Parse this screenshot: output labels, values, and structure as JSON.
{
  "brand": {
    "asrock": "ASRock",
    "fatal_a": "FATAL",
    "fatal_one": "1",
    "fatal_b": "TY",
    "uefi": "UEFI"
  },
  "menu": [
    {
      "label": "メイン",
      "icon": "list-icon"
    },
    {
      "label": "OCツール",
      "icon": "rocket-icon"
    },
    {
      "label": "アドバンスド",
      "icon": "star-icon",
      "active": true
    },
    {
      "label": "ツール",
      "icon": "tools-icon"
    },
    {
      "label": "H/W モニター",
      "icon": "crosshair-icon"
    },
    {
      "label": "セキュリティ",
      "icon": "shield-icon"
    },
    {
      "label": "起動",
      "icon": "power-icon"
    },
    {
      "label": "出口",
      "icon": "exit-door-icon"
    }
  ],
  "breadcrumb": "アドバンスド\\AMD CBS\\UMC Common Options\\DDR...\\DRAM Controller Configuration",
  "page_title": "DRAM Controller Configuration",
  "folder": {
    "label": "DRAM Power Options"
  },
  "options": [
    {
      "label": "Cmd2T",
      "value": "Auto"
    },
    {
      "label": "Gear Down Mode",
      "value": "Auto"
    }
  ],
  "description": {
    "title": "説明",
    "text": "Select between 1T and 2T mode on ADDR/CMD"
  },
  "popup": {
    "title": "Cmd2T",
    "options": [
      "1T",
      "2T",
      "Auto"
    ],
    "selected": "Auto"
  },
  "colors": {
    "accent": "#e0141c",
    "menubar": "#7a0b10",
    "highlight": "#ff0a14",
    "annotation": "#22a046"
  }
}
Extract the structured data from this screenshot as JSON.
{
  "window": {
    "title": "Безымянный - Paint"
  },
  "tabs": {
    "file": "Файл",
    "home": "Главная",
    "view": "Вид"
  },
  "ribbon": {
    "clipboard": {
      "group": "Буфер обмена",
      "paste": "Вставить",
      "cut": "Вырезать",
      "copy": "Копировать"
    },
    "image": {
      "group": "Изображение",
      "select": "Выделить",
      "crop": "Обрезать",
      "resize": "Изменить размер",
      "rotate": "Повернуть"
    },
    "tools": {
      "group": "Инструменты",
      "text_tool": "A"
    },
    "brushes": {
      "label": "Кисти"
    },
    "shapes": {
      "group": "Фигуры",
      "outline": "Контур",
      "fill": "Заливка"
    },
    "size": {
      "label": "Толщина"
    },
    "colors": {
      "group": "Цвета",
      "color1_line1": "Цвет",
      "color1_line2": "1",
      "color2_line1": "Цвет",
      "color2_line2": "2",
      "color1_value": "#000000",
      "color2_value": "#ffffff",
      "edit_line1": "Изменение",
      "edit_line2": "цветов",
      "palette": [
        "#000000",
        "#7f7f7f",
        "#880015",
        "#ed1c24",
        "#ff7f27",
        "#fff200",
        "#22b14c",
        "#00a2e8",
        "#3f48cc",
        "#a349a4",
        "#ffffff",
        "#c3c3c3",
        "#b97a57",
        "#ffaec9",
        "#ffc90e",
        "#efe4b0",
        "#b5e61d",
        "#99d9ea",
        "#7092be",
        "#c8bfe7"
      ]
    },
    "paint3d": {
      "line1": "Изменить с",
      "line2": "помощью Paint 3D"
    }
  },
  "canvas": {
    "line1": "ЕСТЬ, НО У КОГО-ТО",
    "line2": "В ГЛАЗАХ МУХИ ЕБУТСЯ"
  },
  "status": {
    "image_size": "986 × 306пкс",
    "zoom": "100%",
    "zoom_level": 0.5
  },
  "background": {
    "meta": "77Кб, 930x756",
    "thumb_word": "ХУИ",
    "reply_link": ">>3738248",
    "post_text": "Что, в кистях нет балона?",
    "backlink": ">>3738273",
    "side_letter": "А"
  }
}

- - - - - - -

Output the listing above exactly as it appears.

Output:
Parse this screenshot: output labels, values, and structure as JSON.
{
  "brand": {
    "asrock": "ASRock",
    "fatal_a": "FATAL",
    "fatal_one": "1",
    "fatal_b": "TY",
    "uefi": "UEFI"
  },
  "menu": [
    {
      "label": "メイン",
      "icon": "list-icon"
    },
    {
      "label": "OCツール",
      "icon": "rocket-icon"
    },
    {
      "label": "アドバンスド",
      "icon": "star-icon",
      "active": true
    },
    {
      "label": "ツール",
      "icon": "tools-icon"
    },
    {
      "label": "H/W モニター",
      "icon": "crosshair-icon"
    },
    {
      "label": "セキュリティ",
      "icon": "shield-icon"
    },
    {
      "label": "起動",
      "icon": "power-icon"
    },
    {
      "label": "出口",
      "icon": "exit-door-icon"
    }
  ],
  "breadcrumb": "アドバンスド\\AMD CBS\\UMC Common Options\\DDR...\\DRAM Controller Configuration",
  "page_title": "DRAM Controller Configuration",
  "folder": {
    "label": "DRAM Power Options"
  },
  "options": [
    {
      "label": "Cmd2T",
      "value": "Auto"
    },
    {
      "label": "Gear Down Mode",
      "value": "Auto"
    }
  ],
  "description": {
    "title": "説明",
    "text": "Select between 1T and 2T mode on ADDR/CMD"
  },
  "popup": {
    "title": "Cmd2T",
    "options": [
      "1T",
      "2T",
      "Auto"
    ],
    "selected": "Auto"
  },
  "colors": {
    "accent": "#e0141c",
    "menubar": "#7a0b10",
    "highlight": "#ff0a14",
    "annotation": "#22a046"
  }
}
Extract the structured data from this screenshot as JSON.
{
  "window": {
    "title": "Безымянный - Paint"
  },
  "tabs": {
    "file": "Файл",
    "home": "Главная",
    "view": "Вид"
  },
  "ribbon": {
    "clipboard": {
      "group": "Буфер обмена",
      "paste": "Вставить",
      "cut": "Вырезать",
      "copy": "Копировать"
    },
    "image": {
      "group": "Изображение",
      "select": "Выделить",
      "crop": "Обрезать",
      "resize": "Изменить размер",
      "rotate": "Повернуть"
    },
    "tools": {
      "group": "Инструменты",
      "text_tool": "A"
    },
    "brushes": {
      "label": "Кисти"
    },
    "shapes": {
      "group": "Фигуры",
      "outline": "Контур",
      "fill": "Заливка"
    },
    "size": {
      "label": "Толщина"
    },
    "colors": {
      "group": "Цвета",
      "color1_line1": "Цвет",
      "color1_line2": "1",
      "color2_line1": "Цвет",
      "color2_line2": "2",
      "color1_value": "#000000",
      "color2_value": "#ffffff",
      "edit_line1": "Изменение",
      "edit_line2": "цветов",
      "palette": [
        "#000000",
        "#7f7f7f",
        "#880015",
        "#ed1c24",
        "#ff7f27",
        "#fff200",
        "#22b14c",
        "#00a2e8",
        "#3f48cc",
        "#a349a4",
        "#ffffff",
        "#c3c3c3",
        "#b97a57",
        "#ffaec9",
        "#ffc90e",
        "#efe4b0",
        "#b5e61d",
        "#99d9ea",
        "#7092be",
        "#c8bfe7"
      ]
    },
    "paint3d": {
      "line1": "Изменить с",
      "line2": "помощью Paint 3D"
    }
  },
  "canvas": {
    "line1": "ЕСТЬ, НО У КОГО-ТО",
    "line2": "В ГЛАЗАХ МУХИ ЕБУТСЯ"
  },
  "status": {
    "image_size": "986 × 306пкс",
    "zoom": "100%",
    "zoom_level": 0.5
  },
  "background": {
    "meta": "77Кб, 930x756",
    "thumb_word": "ХУИ",
    "reply_link": ">>3738248",
    "post_text": "Что, в кистях нет балона?",
    "backlink": ">>3738273",
    "side_letter": "А"
  }
}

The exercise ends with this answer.